## SET EXERCISE:
Repeat the whole listing exactly as written.

## RECORDS TO PROCESS:
* BEGIN *
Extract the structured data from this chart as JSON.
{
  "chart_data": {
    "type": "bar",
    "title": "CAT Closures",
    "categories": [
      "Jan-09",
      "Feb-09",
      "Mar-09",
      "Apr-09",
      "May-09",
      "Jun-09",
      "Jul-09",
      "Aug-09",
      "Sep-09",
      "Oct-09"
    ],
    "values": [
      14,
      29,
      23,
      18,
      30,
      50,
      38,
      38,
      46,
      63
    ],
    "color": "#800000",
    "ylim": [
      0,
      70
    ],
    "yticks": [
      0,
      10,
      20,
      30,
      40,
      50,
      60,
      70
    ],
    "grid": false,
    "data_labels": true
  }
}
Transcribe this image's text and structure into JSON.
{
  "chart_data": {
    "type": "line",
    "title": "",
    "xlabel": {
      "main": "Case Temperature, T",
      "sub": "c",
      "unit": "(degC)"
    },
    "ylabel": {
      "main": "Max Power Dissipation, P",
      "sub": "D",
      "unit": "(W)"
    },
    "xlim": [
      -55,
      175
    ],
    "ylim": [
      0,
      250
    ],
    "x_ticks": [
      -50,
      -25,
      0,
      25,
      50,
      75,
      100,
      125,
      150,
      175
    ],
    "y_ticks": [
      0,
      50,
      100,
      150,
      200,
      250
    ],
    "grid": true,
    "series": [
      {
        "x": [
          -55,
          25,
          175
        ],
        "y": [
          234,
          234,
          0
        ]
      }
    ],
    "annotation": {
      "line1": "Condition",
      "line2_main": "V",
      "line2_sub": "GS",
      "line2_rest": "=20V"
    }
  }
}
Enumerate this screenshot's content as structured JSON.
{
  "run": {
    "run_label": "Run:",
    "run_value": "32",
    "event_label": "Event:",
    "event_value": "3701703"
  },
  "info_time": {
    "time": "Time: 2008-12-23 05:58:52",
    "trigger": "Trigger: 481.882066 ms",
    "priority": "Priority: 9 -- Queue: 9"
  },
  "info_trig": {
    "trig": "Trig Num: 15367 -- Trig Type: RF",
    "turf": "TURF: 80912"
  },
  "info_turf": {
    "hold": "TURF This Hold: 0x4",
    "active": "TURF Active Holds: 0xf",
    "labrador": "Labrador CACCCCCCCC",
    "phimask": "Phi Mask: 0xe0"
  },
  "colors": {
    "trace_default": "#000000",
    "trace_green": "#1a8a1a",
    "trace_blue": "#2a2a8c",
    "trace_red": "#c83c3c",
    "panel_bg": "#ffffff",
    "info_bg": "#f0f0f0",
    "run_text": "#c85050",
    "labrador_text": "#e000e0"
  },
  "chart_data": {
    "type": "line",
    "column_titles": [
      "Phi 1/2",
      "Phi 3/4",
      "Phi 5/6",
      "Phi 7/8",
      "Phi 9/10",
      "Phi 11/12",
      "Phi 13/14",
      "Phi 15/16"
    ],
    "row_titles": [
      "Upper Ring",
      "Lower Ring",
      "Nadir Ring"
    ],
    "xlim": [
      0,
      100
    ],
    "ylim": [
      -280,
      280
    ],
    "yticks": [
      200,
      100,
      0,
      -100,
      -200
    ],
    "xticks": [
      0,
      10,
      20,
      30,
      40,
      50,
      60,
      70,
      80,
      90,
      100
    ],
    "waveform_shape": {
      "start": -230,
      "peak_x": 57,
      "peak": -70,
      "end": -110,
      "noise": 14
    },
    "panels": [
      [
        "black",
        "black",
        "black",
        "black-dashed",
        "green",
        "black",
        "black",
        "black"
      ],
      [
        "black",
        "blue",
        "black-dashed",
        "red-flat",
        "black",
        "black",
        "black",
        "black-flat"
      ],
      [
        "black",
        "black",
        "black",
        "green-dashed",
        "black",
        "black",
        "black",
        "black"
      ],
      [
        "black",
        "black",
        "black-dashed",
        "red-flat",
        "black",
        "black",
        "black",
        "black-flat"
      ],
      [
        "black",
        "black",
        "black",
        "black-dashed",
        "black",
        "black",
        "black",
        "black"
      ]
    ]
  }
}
* END *
## RESPONSE:
Extract the structured data from this chart as JSON.
{
  "chart_data": {
    "type": "bar",
    "title": "CAT Closures",
    "categories": [
      "Jan-09",
      "Feb-09",
      "Mar-09",
      "Apr-09",
      "May-09",
      "Jun-09",
      "Jul-09",
      "Aug-09",
      "Sep-09",
      "Oct-09"
    ],
    "values": [
      14,
      29,
      23,
      18,
      30,
      50,
      38,
      38,
      46,
      63
    ],
    "color": "#800000",
    "ylim": [
      0,
      70
    ],
    "yticks": [
      0,
      10,
      20,
      30,
      40,
      50,
      60,
      70
    ],
    "grid": false,
    "data_labels": true
  }
}
Transcribe this image's text and structure into JSON.
{
  "chart_data": {
    "type": "line",
    "title": "",
    "xlabel": {
      "main": "Case Temperature, T",
      "sub": "c",
      "unit": "(degC)"
    },
    "ylabel": {
      "main": "Max Power Dissipation, P",
      "sub": "D",
      "unit": "(W)"
    },
    "xlim": [
      -55,
      175
    ],
    "ylim": [
      0,
      250
    ],
    "x_ticks": [
      -50,
      -25,
      0,
      25,
      50,
      75,
      100,
      125,
      150,
      175
    ],
    "y_ticks": [
      0,
      50,
      100,
      150,
      200,
      250
    ],
    "grid": true,
    "series": [
      {
        "x": [
          -55,
          25,
          175
        ],
        "y": [
          234,
          234,
          0
        ]
      }
    ],
    "annotation": {
      "line1": "Condition",
      "line2_main": "V",
      "line2_sub": "GS",
      "line2_rest": "=20V"
    }
  }
}
Enumerate this screenshot's content as structured JSON.
{
  "run": {
    "run_label": "Run:",
    "run_value": "32",
    "event_label": "Event:",
    "event_value": "3701703"
  },
  "info_time": {
    "time": "Time: 2008-12-23 05:58:52",
    "trigger": "Trigger: 481.882066 ms",
    "priority": "Priority: 9 -- Queue: 9"
  },
  "info_trig": {
    "trig": "Trig Num: 15367 -- Trig Type: RF",
    "turf": "TURF: 80912"
  },
  "info_turf": {
    "hold": "TURF This Hold: 0x4",
    "active": "TURF Active Holds: 0xf",
    "labrador": "Labrador CACCCCCCCC",
    "phimask": "Phi Mask: 0xe0"
  },
  "colors": {
    "trace_default": "#000000",
    "trace_green": "#1a8a1a",
    "trace_blue": "#2a2a8c",
    "trace_red": "#c83c3c",
    "panel_bg": "#ffffff",
    "info_bg": "#f0f0f0",
    "run_text": "#c85050",
    "labrador_text": "#e000e0"
  },
  "chart_data": {
    "type": "line",
    "column_titles": [
      "Phi 1/2",
      "Phi 3/4",
      "Phi 5/6",
      "Phi 7/8",
      "Phi 9/10",
      "Phi 11/12",
      "Phi 13/14",
      "Phi 15/16"
    ],
    "row_titles": [
      "Upper Ring",
      "Lower Ring",
      "Nadir Ring"
    ],
    "xlim": [
      0,
      100
    ],
    "ylim": [
      -280,
      280
    ],
    "yticks": [
      200,
      100,
      0,
      -100,
      -200
    ],
    "xticks": [
      0,
      10,
      20,
      30,
      40,
      50,
      60,
      70,
      80,
      90,
      100
    ],
    "waveform_shape": {
      "start": -230,
      "peak_x": 57,
      "peak": -70,
      "end": -110,
      "noise": 14
    },
    "panels": [
      [
        "black",
        "black",
        "black",
        "black-dashed",
        "green",
        "black",
        "black",
        "black"
      ],
      [
        "black",
        "blue",
        "black-dashed",
        "red-flat",
        "black",
        "black",
        "black",
        "black-flat"
      ],
      [
        "black",
        "black",
        "black",
        "green-dashed",
        "black",
        "black",
        "black",
        "black"
      ],
      [
        "black",
        "black",
        "black-dashed",
        "red-flat",
        "black",
        "black",
        "black",
        "black-flat"
      ],
      [
        "black",
        "black",
        "black",
        "black-dashed",
        "black",
        "black",
        "black",
        "black"
      ]
    ]
  }
}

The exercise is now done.